*What you are asked to do*
Which lines in the records below contain the word "AVENUE"? Copy each of them.

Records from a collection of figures
-.-.-

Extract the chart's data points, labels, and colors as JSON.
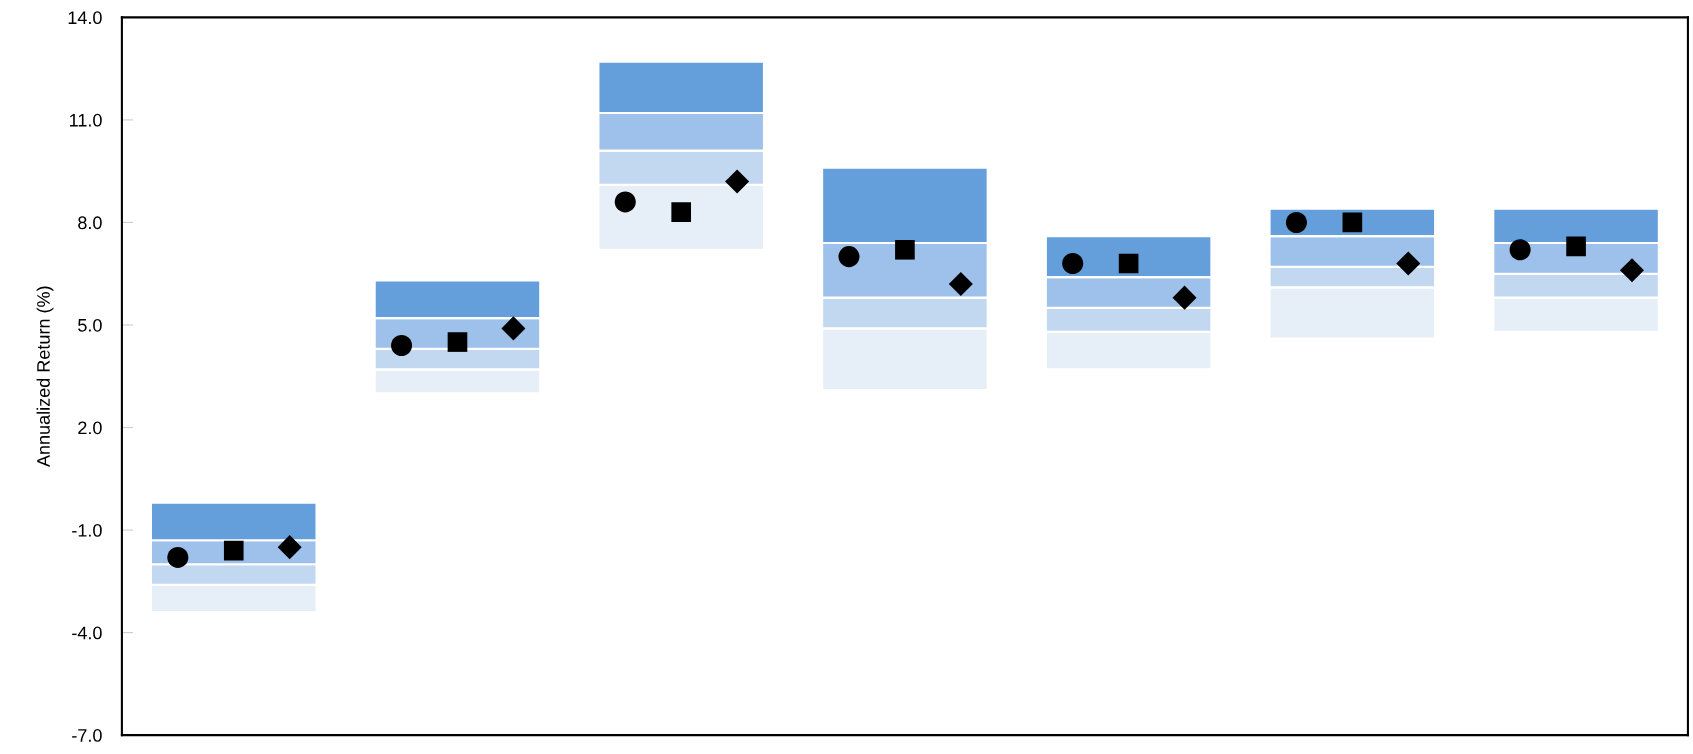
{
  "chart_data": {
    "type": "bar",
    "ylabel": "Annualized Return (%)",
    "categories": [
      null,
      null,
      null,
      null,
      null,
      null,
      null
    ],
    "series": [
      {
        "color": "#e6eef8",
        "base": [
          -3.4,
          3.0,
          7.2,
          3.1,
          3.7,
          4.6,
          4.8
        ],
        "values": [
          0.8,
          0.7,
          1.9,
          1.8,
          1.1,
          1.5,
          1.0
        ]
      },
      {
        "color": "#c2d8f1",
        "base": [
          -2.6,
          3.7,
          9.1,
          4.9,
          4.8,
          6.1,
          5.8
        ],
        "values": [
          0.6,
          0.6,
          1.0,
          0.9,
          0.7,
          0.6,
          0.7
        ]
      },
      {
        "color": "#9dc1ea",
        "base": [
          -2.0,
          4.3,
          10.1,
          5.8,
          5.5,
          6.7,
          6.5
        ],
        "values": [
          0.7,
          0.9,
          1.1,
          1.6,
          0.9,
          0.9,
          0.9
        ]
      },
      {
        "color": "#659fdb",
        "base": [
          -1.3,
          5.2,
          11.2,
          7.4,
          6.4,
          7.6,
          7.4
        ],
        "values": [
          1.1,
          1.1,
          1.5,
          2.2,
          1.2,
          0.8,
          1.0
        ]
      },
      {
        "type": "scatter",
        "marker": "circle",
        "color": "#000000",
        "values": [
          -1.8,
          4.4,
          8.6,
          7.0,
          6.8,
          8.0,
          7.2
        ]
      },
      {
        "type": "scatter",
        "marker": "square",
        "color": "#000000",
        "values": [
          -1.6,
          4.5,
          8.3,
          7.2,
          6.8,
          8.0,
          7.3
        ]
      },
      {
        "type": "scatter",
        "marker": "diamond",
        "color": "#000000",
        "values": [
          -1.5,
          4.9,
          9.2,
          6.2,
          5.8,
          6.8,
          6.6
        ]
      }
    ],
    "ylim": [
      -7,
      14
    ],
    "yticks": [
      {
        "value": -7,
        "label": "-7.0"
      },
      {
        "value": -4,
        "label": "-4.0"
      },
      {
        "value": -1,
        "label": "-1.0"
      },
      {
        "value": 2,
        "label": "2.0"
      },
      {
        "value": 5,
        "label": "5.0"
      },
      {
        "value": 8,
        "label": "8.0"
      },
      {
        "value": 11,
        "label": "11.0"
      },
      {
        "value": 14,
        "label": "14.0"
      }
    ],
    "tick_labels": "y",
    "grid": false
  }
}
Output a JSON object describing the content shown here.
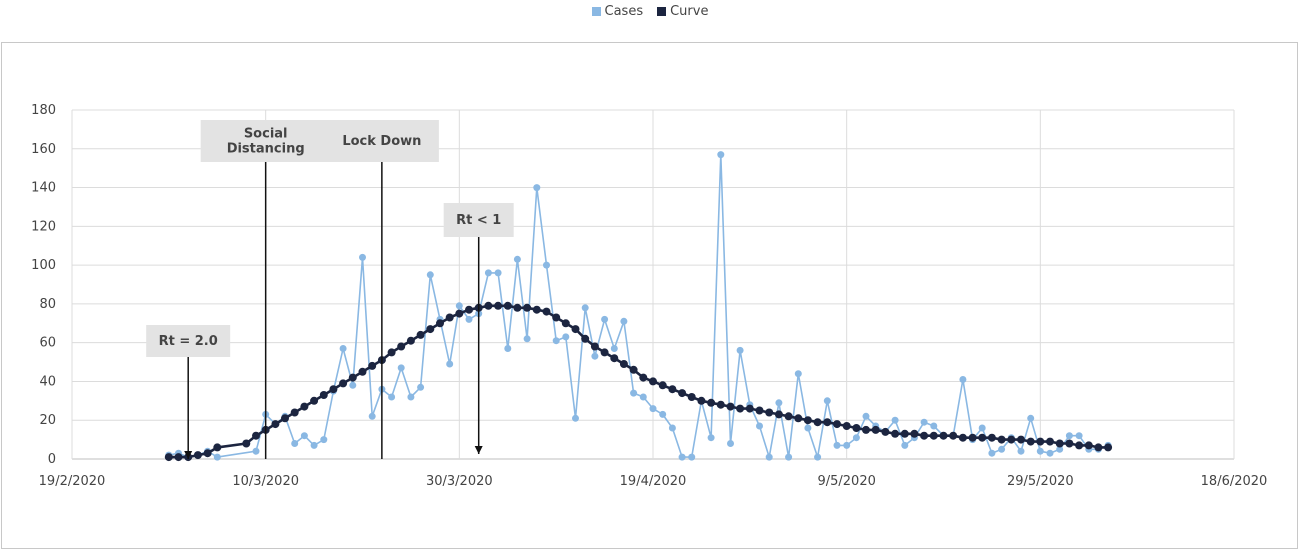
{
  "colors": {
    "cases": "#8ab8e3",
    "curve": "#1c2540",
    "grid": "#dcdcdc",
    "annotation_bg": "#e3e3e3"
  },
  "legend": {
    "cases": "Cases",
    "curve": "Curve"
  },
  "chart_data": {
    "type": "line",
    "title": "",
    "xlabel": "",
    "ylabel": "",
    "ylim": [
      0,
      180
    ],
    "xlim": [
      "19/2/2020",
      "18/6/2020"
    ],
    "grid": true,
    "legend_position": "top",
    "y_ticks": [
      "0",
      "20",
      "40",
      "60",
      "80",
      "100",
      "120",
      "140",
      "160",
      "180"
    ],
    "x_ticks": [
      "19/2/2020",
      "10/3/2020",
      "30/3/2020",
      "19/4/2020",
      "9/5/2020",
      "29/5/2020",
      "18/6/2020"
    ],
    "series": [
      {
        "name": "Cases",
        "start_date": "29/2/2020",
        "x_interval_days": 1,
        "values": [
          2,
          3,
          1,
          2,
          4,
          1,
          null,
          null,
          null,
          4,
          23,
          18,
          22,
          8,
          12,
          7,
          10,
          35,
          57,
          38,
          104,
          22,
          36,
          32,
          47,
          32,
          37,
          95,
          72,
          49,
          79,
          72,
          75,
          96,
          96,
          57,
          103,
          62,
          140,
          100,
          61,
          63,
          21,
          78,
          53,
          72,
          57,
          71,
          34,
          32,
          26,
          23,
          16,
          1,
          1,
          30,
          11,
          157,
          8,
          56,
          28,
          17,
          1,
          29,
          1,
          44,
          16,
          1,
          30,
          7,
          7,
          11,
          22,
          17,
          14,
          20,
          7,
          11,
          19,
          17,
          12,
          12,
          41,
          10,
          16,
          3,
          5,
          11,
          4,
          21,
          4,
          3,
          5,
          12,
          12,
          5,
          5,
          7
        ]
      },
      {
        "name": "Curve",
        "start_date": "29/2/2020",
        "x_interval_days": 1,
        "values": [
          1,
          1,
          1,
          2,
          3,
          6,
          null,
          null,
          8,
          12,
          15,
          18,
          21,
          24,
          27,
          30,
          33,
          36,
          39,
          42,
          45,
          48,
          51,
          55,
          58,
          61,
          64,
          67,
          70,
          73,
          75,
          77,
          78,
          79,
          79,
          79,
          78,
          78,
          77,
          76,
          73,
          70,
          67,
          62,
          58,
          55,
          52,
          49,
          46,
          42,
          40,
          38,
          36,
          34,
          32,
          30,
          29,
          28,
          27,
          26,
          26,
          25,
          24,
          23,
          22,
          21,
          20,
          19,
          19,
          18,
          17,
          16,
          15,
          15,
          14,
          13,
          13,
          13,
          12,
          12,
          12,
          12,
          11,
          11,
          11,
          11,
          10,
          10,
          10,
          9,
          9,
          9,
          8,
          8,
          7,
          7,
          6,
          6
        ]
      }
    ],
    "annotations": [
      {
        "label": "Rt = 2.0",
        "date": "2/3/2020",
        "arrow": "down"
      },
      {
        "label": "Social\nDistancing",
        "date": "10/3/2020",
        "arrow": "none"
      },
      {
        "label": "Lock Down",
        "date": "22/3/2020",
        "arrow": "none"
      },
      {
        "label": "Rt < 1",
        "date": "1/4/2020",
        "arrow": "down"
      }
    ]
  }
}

-.-.-

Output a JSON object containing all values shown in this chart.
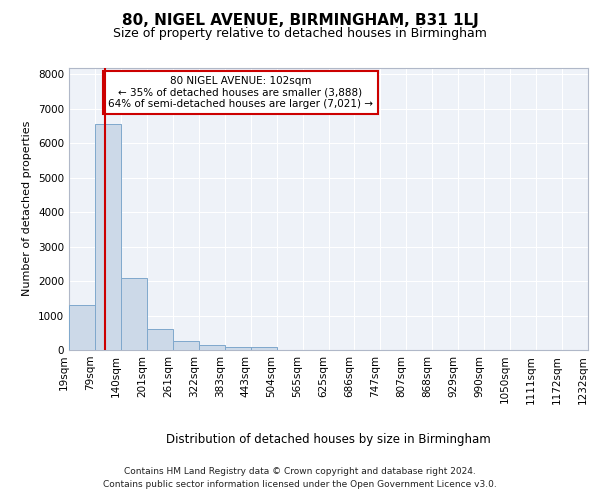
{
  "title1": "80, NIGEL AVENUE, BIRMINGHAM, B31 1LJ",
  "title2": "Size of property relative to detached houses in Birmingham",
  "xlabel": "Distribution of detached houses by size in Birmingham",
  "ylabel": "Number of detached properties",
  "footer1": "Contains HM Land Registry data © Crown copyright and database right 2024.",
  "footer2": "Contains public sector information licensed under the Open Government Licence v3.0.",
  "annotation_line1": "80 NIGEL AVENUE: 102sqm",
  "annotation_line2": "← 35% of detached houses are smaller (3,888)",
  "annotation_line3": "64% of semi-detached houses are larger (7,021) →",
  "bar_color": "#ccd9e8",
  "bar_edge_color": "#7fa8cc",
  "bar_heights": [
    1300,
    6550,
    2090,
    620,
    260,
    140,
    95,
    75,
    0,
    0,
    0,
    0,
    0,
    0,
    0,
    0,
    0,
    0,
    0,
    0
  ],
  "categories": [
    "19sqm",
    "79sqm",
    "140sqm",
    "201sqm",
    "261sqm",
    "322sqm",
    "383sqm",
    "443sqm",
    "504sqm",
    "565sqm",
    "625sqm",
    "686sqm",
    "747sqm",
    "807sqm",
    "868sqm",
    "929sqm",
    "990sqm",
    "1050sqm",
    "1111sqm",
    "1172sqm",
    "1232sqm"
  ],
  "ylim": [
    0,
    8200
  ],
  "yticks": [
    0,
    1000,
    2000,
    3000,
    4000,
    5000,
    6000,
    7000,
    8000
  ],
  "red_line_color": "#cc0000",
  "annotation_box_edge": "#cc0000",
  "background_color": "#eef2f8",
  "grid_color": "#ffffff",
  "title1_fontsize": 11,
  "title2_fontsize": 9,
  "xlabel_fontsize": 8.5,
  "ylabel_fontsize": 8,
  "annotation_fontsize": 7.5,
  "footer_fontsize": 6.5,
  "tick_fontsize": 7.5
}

-.-.-

*Answer to the problem*
  "title1": "80, NIGEL AVENUE, BIRMINGHAM, B31 1LJ",
  "annotation_line1": "80 NIGEL AVENUE: 102sqm",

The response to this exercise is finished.